WHAT THIS TASK INVOLVES:
Retype the records below exactly as they appear.

— BEGIN —

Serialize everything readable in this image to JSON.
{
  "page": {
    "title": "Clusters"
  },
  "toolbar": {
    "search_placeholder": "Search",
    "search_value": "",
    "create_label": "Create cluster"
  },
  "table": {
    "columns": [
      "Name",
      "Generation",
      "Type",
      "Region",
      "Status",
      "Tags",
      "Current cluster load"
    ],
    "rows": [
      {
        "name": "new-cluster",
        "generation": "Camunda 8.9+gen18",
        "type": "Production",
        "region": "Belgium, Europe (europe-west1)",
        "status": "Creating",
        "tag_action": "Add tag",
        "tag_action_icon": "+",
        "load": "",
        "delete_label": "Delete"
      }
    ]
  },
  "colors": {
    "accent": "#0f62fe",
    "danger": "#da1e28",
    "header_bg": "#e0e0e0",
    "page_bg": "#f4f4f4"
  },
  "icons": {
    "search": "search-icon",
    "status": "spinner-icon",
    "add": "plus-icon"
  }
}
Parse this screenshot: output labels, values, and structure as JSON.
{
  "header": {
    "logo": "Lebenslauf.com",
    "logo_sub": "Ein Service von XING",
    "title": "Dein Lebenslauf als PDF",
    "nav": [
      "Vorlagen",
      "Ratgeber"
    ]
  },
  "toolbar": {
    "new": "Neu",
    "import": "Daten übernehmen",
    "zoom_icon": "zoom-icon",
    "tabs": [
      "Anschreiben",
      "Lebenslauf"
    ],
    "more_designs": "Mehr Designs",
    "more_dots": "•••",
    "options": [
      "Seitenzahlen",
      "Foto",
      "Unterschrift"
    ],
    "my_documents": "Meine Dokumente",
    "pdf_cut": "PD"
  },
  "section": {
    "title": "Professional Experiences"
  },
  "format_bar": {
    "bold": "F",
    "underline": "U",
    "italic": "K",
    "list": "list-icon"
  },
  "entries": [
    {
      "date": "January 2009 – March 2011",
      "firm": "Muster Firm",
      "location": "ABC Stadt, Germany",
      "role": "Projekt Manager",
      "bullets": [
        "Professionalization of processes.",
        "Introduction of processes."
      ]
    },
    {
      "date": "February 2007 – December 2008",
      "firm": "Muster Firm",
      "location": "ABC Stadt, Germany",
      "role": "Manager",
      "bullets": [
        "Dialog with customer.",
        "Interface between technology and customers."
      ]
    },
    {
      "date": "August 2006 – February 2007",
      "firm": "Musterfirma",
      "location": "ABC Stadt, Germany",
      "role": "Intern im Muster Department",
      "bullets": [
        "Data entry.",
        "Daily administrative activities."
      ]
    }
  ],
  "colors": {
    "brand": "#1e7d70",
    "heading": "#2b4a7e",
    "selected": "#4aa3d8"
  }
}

— END —

SOLUTION TO THE EXERCISE:
Serialize everything readable in this image to JSON.
{
  "page": {
    "title": "Clusters"
  },
  "toolbar": {
    "search_placeholder": "Search",
    "search_value": "",
    "create_label": "Create cluster"
  },
  "table": {
    "columns": [
      "Name",
      "Generation",
      "Type",
      "Region",
      "Status",
      "Tags",
      "Current cluster load"
    ],
    "rows": [
      {
        "name": "new-cluster",
        "generation": "Camunda 8.9+gen18",
        "type": "Production",
        "region": "Belgium, Europe (europe-west1)",
        "status": "Creating",
        "tag_action": "Add tag",
        "tag_action_icon": "+",
        "load": "",
        "delete_label": "Delete"
      }
    ]
  },
  "colors": {
    "accent": "#0f62fe",
    "danger": "#da1e28",
    "header_bg": "#e0e0e0",
    "page_bg": "#f4f4f4"
  },
  "icons": {
    "search": "search-icon",
    "status": "spinner-icon",
    "add": "plus-icon"
  }
}
Parse this screenshot: output labels, values, and structure as JSON.
{
  "header": {
    "logo": "Lebenslauf.com",
    "logo_sub": "Ein Service von XING",
    "title": "Dein Lebenslauf als PDF",
    "nav": [
      "Vorlagen",
      "Ratgeber"
    ]
  },
  "toolbar": {
    "new": "Neu",
    "import": "Daten übernehmen",
    "zoom_icon": "zoom-icon",
    "tabs": [
      "Anschreiben",
      "Lebenslauf"
    ],
    "more_designs": "Mehr Designs",
    "more_dots": "•••",
    "options": [
      "Seitenzahlen",
      "Foto",
      "Unterschrift"
    ],
    "my_documents": "Meine Dokumente",
    "pdf_cut": "PD"
  },
  "section": {
    "title": "Professional Experiences"
  },
  "format_bar": {
    "bold": "F",
    "underline": "U",
    "italic": "K",
    "list": "list-icon"
  },
  "entries": [
    {
      "date": "January 2009 – March 2011",
      "firm": "Muster Firm",
      "location": "ABC Stadt, Germany",
      "role": "Projekt Manager",
      "bullets": [
        "Professionalization of processes.",
        "Introduction of processes."
      ]
    },
    {
      "date": "February 2007 – December 2008",
      "firm": "Muster Firm",
      "location": "ABC Stadt, Germany",
      "role": "Manager",
      "bullets": [
        "Dialog with customer.",
        "Interface between technology and customers."
      ]
    },
    {
      "date": "August 2006 – February 2007",
      "firm": "Musterfirma",
      "location": "ABC Stadt, Germany",
      "role": "Intern im Muster Department",
      "bullets": [
        "Data entry.",
        "Daily administrative activities."
      ]
    }
  ],
  "colors": {
    "brand": "#1e7d70",
    "heading": "#2b4a7e",
    "selected": "#4aa3d8"
  }
}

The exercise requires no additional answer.